▶ [Given task]: An exact copy of all the data is required, with pictures left out.

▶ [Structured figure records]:
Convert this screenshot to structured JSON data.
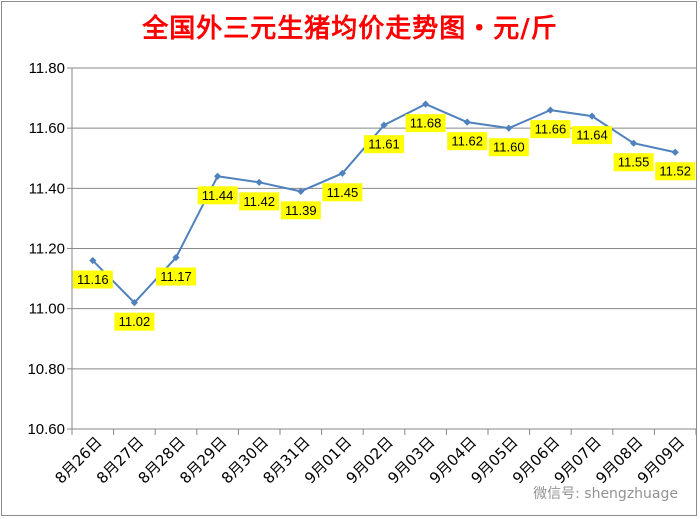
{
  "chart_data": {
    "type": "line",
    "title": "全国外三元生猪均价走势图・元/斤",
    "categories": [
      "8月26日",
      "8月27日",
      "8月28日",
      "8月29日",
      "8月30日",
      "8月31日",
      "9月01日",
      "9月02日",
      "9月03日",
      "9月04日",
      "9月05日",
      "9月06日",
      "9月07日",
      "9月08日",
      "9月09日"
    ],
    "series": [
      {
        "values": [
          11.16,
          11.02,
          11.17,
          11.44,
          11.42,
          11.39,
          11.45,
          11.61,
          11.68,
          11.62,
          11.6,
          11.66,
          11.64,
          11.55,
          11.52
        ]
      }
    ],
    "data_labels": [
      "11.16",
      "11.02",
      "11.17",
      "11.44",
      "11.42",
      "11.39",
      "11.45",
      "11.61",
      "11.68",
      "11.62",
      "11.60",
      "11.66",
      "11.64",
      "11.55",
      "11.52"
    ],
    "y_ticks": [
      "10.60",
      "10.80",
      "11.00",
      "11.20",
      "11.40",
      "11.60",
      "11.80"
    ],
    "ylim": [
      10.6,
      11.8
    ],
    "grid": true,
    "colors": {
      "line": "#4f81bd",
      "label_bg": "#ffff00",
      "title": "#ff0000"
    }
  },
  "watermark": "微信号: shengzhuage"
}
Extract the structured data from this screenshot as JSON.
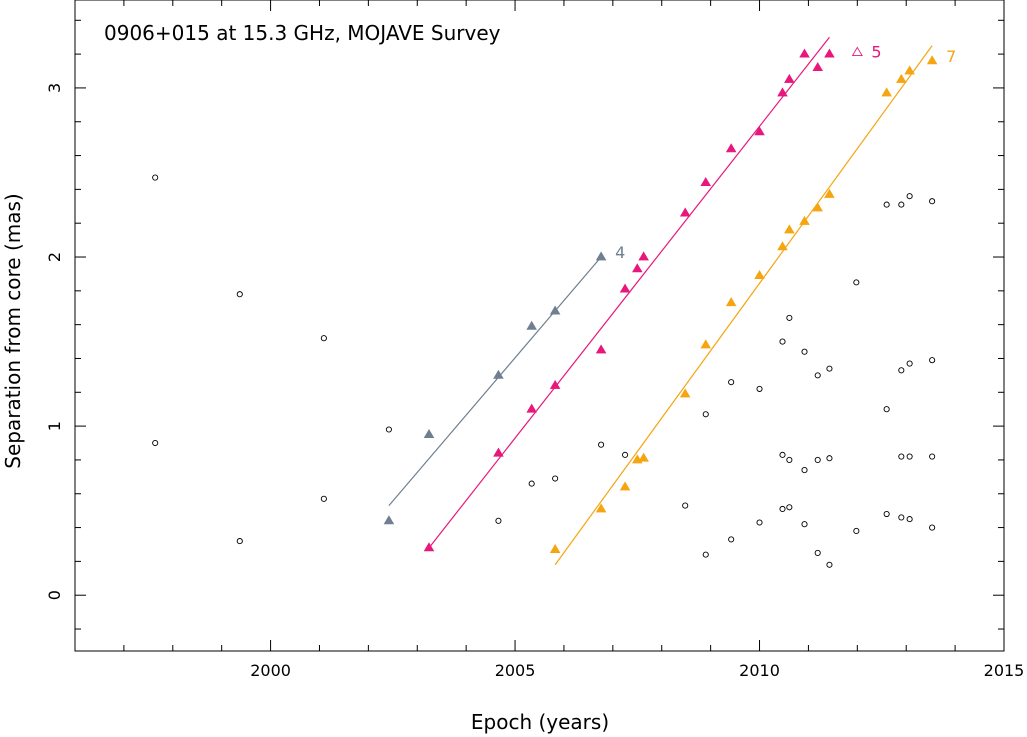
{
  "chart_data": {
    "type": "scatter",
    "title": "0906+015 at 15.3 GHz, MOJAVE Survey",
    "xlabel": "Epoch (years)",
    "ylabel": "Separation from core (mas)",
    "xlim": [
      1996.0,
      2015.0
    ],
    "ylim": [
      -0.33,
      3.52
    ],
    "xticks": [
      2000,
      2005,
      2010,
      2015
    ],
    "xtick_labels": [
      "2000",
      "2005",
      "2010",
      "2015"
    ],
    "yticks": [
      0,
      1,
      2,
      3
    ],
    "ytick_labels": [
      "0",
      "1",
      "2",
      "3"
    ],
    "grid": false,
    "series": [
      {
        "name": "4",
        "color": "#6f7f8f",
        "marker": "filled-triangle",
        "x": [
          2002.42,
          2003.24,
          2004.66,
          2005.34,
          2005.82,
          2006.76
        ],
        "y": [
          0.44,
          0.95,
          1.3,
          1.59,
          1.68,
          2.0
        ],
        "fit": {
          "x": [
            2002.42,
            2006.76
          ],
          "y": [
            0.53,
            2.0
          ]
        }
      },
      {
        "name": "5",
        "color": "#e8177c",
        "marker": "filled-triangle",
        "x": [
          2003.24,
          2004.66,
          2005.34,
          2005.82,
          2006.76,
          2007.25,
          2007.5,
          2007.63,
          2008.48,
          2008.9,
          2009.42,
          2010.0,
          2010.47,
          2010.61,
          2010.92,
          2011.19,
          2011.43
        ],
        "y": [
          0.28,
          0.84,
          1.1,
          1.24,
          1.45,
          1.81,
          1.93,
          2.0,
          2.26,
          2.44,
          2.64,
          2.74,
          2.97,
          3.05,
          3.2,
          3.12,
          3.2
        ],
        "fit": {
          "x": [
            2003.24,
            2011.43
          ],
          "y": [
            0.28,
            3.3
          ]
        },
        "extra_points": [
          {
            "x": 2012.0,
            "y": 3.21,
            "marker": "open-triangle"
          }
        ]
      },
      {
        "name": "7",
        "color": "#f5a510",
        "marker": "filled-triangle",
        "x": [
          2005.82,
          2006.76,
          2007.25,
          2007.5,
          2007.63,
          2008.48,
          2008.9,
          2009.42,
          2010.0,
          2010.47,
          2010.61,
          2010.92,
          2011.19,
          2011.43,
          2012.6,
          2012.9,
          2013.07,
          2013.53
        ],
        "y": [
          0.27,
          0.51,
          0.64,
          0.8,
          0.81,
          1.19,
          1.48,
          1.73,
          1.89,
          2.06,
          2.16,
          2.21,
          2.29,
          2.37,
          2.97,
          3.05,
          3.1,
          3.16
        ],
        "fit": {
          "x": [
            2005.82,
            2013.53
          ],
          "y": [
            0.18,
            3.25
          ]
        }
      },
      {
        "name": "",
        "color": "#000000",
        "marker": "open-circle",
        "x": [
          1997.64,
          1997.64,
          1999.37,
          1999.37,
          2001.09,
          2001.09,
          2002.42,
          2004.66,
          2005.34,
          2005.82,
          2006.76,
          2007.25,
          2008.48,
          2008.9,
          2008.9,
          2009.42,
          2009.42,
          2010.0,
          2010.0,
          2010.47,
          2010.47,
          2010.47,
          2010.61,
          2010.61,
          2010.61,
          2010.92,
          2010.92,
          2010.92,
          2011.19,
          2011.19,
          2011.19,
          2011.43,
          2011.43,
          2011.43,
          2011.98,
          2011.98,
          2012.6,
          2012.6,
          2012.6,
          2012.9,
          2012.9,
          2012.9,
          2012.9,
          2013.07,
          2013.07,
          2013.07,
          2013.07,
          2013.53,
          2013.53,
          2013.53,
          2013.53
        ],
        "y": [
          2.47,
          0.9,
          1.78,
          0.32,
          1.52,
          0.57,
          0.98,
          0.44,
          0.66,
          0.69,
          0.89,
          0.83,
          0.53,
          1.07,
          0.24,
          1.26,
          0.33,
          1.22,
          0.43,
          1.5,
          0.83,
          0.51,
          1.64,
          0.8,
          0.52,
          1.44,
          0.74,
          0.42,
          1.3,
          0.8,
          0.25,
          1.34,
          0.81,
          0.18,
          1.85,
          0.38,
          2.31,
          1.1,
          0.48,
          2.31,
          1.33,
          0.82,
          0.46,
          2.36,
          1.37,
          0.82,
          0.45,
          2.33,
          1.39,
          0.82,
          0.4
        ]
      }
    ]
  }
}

▶ [Answer to this exercise]:
Convert this screenshot to structured JSON data.
{
  "chart_data": {
    "type": "line",
    "title": "全国外三元生猪均价走势图・元/斤",
    "categories": [
      "8月26日",
      "8月27日",
      "8月28日",
      "8月29日",
      "8月30日",
      "8月31日",
      "9月01日",
      "9月02日",
      "9月03日",
      "9月04日",
      "9月05日",
      "9月06日",
      "9月07日",
      "9月08日",
      "9月09日"
    ],
    "series": [
      {
        "values": [
          11.16,
          11.02,
          11.17,
          11.44,
          11.42,
          11.39,
          11.45,
          11.61,
          11.68,
          11.62,
          11.6,
          11.66,
          11.64,
          11.55,
          11.52
        ]
      }
    ],
    "data_labels": [
      "11.16",
      "11.02",
      "11.17",
      "11.44",
      "11.42",
      "11.39",
      "11.45",
      "11.61",
      "11.68",
      "11.62",
      "11.60",
      "11.66",
      "11.64",
      "11.55",
      "11.52"
    ],
    "y_ticks": [
      "10.60",
      "10.80",
      "11.00",
      "11.20",
      "11.40",
      "11.60",
      "11.80"
    ],
    "ylim": [
      10.6,
      11.8
    ],
    "grid": true,
    "colors": {
      "line": "#4f81bd",
      "label_bg": "#ffff00",
      "title": "#ff0000"
    }
  },
  "watermark": "微信号: shengzhuage"
}
Extract the structured data from this screenshot as JSON.
{
  "chart_data": {
    "type": "scatter",
    "title": "0906+015 at 15.3 GHz, MOJAVE Survey",
    "xlabel": "Epoch (years)",
    "ylabel": "Separation from core (mas)",
    "xlim": [
      1996.0,
      2015.0
    ],
    "ylim": [
      -0.33,
      3.52
    ],
    "xticks": [
      2000,
      2005,
      2010,
      2015
    ],
    "xtick_labels": [
      "2000",
      "2005",
      "2010",
      "2015"
    ],
    "yticks": [
      0,
      1,
      2,
      3
    ],
    "ytick_labels": [
      "0",
      "1",
      "2",
      "3"
    ],
    "grid": false,
    "series": [
      {
        "name": "4",
        "color": "#6f7f8f",
        "marker": "filled-triangle",
        "x": [
          2002.42,
          2003.24,
          2004.66,
          2005.34,
          2005.82,
          2006.76
        ],
        "y": [
          0.44,
          0.95,
          1.3,
          1.59,
          1.68,
          2.0
        ],
        "fit": {
          "x": [
            2002.42,
            2006.76
          ],
          "y": [
            0.53,
            2.0
          ]
        }
      },
      {
        "name": "5",
        "color": "#e8177c",
        "marker": "filled-triangle",
        "x": [
          2003.24,
          2004.66,
          2005.34,
          2005.82,
          2006.76,
          2007.25,
          2007.5,
          2007.63,
          2008.48,
          2008.9,
          2009.42,
          2010.0,
          2010.47,
          2010.61,
          2010.92,
          2011.19,
          2011.43
        ],
        "y": [
          0.28,
          0.84,
          1.1,
          1.24,
          1.45,
          1.81,
          1.93,
          2.0,
          2.26,
          2.44,
          2.64,
          2.74,
          2.97,
          3.05,
          3.2,
          3.12,
          3.2
        ],
        "fit": {
          "x": [
            2003.24,
            2011.43
          ],
          "y": [
            0.28,
            3.3
          ]
        },
        "extra_points": [
          {
            "x": 2012.0,
            "y": 3.21,
            "marker": "open-triangle"
          }
        ]
      },
      {
        "name": "7",
        "color": "#f5a510",
        "marker": "filled-triangle",
        "x": [
          2005.82,
          2006.76,
          2007.25,
          2007.5,
          2007.63,
          2008.48,
          2008.9,
          2009.42,
          2010.0,
          2010.47,
          2010.61,
          2010.92,
          2011.19,
          2011.43,
          2012.6,
          2012.9,
          2013.07,
          2013.53
        ],
        "y": [
          0.27,
          0.51,
          0.64,
          0.8,
          0.81,
          1.19,
          1.48,
          1.73,
          1.89,
          2.06,
          2.16,
          2.21,
          2.29,
          2.37,
          2.97,
          3.05,
          3.1,
          3.16
        ],
        "fit": {
          "x": [
            2005.82,
            2013.53
          ],
          "y": [
            0.18,
            3.25
          ]
        }
      },
      {
        "name": "",
        "color": "#000000",
        "marker": "open-circle",
        "x": [
          1997.64,
          1997.64,
          1999.37,
          1999.37,
          2001.09,
          2001.09,
          2002.42,
          2004.66,
          2005.34,
          2005.82,
          2006.76,
          2007.25,
          2008.48,
          2008.9,
          2008.9,
          2009.42,
          2009.42,
          2010.0,
          2010.0,
          2010.47,
          2010.47,
          2010.47,
          2010.61,
          2010.61,
          2010.61,
          2010.92,
          2010.92,
          2010.92,
          2011.19,
          2011.19,
          2011.19,
          2011.43,
          2011.43,
          2011.43,
          2011.98,
          2011.98,
          2012.6,
          2012.6,
          2012.6,
          2012.9,
          2012.9,
          2012.9,
          2012.9,
          2013.07,
          2013.07,
          2013.07,
          2013.07,
          2013.53,
          2013.53,
          2013.53,
          2013.53
        ],
        "y": [
          2.47,
          0.9,
          1.78,
          0.32,
          1.52,
          0.57,
          0.98,
          0.44,
          0.66,
          0.69,
          0.89,
          0.83,
          0.53,
          1.07,
          0.24,
          1.26,
          0.33,
          1.22,
          0.43,
          1.5,
          0.83,
          0.51,
          1.64,
          0.8,
          0.52,
          1.44,
          0.74,
          0.42,
          1.3,
          0.8,
          0.25,
          1.34,
          0.81,
          0.18,
          1.85,
          0.38,
          2.31,
          1.1,
          0.48,
          2.31,
          1.33,
          0.82,
          0.46,
          2.36,
          1.37,
          0.82,
          0.45,
          2.33,
          1.39,
          0.82,
          0.4
        ]
      }
    ]
  }
}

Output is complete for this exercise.